→ **WHAT YOU WILL DO**:
Print each of the entries exactly, leaving nothing out.

--- BEGIN ---

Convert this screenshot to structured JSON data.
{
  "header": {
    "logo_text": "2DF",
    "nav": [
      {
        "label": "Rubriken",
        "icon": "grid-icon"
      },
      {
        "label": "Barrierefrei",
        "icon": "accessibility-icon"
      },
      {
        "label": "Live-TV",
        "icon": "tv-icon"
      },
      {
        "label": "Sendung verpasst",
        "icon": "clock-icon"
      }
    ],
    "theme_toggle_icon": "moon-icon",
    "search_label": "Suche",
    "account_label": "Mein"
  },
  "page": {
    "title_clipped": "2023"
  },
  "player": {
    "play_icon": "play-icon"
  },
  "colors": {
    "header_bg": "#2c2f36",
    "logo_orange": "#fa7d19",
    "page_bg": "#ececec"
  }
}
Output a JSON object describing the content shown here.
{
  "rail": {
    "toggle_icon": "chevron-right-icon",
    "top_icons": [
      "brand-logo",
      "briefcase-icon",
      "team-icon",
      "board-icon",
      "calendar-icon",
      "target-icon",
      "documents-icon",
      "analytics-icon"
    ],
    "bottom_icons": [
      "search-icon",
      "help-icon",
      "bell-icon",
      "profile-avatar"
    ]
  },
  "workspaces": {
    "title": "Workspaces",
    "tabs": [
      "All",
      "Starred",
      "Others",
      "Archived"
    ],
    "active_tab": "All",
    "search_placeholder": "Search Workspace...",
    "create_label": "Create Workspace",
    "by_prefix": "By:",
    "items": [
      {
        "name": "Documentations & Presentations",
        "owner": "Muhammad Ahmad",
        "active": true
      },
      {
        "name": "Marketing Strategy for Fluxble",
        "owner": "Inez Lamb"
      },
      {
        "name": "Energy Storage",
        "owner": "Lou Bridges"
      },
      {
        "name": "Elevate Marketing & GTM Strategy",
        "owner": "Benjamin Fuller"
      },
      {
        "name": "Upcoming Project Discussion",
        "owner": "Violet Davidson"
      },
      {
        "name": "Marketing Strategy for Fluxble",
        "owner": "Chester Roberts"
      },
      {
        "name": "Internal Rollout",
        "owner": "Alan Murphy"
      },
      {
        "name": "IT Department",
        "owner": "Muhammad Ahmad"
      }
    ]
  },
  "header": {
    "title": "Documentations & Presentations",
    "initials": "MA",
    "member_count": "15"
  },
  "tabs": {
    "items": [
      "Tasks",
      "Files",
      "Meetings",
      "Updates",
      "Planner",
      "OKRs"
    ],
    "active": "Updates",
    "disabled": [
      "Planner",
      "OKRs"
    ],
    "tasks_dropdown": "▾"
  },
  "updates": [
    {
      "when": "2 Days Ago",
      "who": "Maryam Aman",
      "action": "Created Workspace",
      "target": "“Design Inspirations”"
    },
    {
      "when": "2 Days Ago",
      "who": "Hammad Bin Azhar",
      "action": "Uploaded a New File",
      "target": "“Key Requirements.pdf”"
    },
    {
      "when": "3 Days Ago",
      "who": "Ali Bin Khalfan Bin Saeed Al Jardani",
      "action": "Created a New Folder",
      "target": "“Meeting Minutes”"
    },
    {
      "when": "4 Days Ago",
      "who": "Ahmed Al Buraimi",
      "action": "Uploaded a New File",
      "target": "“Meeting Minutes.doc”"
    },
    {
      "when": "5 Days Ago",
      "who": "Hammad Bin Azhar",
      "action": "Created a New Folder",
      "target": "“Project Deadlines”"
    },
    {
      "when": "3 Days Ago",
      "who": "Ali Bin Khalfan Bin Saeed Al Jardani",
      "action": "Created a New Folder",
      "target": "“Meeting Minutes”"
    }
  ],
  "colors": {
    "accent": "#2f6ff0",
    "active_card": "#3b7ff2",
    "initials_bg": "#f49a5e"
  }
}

--- END ---

→ **RESULT OF THIS EXERCISE**:
Convert this screenshot to structured JSON data.
{
  "header": {
    "logo_text": "2DF",
    "nav": [
      {
        "label": "Rubriken",
        "icon": "grid-icon"
      },
      {
        "label": "Barrierefrei",
        "icon": "accessibility-icon"
      },
      {
        "label": "Live-TV",
        "icon": "tv-icon"
      },
      {
        "label": "Sendung verpasst",
        "icon": "clock-icon"
      }
    ],
    "theme_toggle_icon": "moon-icon",
    "search_label": "Suche",
    "account_label": "Mein"
  },
  "page": {
    "title_clipped": "2023"
  },
  "player": {
    "play_icon": "play-icon"
  },
  "colors": {
    "header_bg": "#2c2f36",
    "logo_orange": "#fa7d19",
    "page_bg": "#ececec"
  }
}
Output a JSON object describing the content shown here.
{
  "rail": {
    "toggle_icon": "chevron-right-icon",
    "top_icons": [
      "brand-logo",
      "briefcase-icon",
      "team-icon",
      "board-icon",
      "calendar-icon",
      "target-icon",
      "documents-icon",
      "analytics-icon"
    ],
    "bottom_icons": [
      "search-icon",
      "help-icon",
      "bell-icon",
      "profile-avatar"
    ]
  },
  "workspaces": {
    "title": "Workspaces",
    "tabs": [
      "All",
      "Starred",
      "Others",
      "Archived"
    ],
    "active_tab": "All",
    "search_placeholder": "Search Workspace...",
    "create_label": "Create Workspace",
    "by_prefix": "By:",
    "items": [
      {
        "name": "Documentations & Presentations",
        "owner": "Muhammad Ahmad",
        "active": true
      },
      {
        "name": "Marketing Strategy for Fluxble",
        "owner": "Inez Lamb"
      },
      {
        "name": "Energy Storage",
        "owner": "Lou Bridges"
      },
      {
        "name": "Elevate Marketing & GTM Strategy",
        "owner": "Benjamin Fuller"
      },
      {
        "name": "Upcoming Project Discussion",
        "owner": "Violet Davidson"
      },
      {
        "name": "Marketing Strategy for Fluxble",
        "owner": "Chester Roberts"
      },
      {
        "name": "Internal Rollout",
        "owner": "Alan Murphy"
      },
      {
        "name": "IT Department",
        "owner": "Muhammad Ahmad"
      }
    ]
  },
  "header": {
    "title": "Documentations & Presentations",
    "initials": "MA",
    "member_count": "15"
  },
  "tabs": {
    "items": [
      "Tasks",
      "Files",
      "Meetings",
      "Updates",
      "Planner",
      "OKRs"
    ],
    "active": "Updates",
    "disabled": [
      "Planner",
      "OKRs"
    ],
    "tasks_dropdown": "▾"
  },
  "updates": [
    {
      "when": "2 Days Ago",
      "who": "Maryam Aman",
      "action": "Created Workspace",
      "target": "“Design Inspirations”"
    },
    {
      "when": "2 Days Ago",
      "who": "Hammad Bin Azhar",
      "action": "Uploaded a New File",
      "target": "“Key Requirements.pdf”"
    },
    {
      "when": "3 Days Ago",
      "who": "Ali Bin Khalfan Bin Saeed Al Jardani",
      "action": "Created a New Folder",
      "target": "“Meeting Minutes”"
    },
    {
      "when": "4 Days Ago",
      "who": "Ahmed Al Buraimi",
      "action": "Uploaded a New File",
      "target": "“Meeting Minutes.doc”"
    },
    {
      "when": "5 Days Ago",
      "who": "Hammad Bin Azhar",
      "action": "Created a New Folder",
      "target": "“Project Deadlines”"
    },
    {
      "when": "3 Days Ago",
      "who": "Ali Bin Khalfan Bin Saeed Al Jardani",
      "action": "Created a New Folder",
      "target": "“Meeting Minutes”"
    }
  ],
  "colors": {
    "accent": "#2f6ff0",
    "active_card": "#3b7ff2",
    "initials_bg": "#f49a5e"
  }
}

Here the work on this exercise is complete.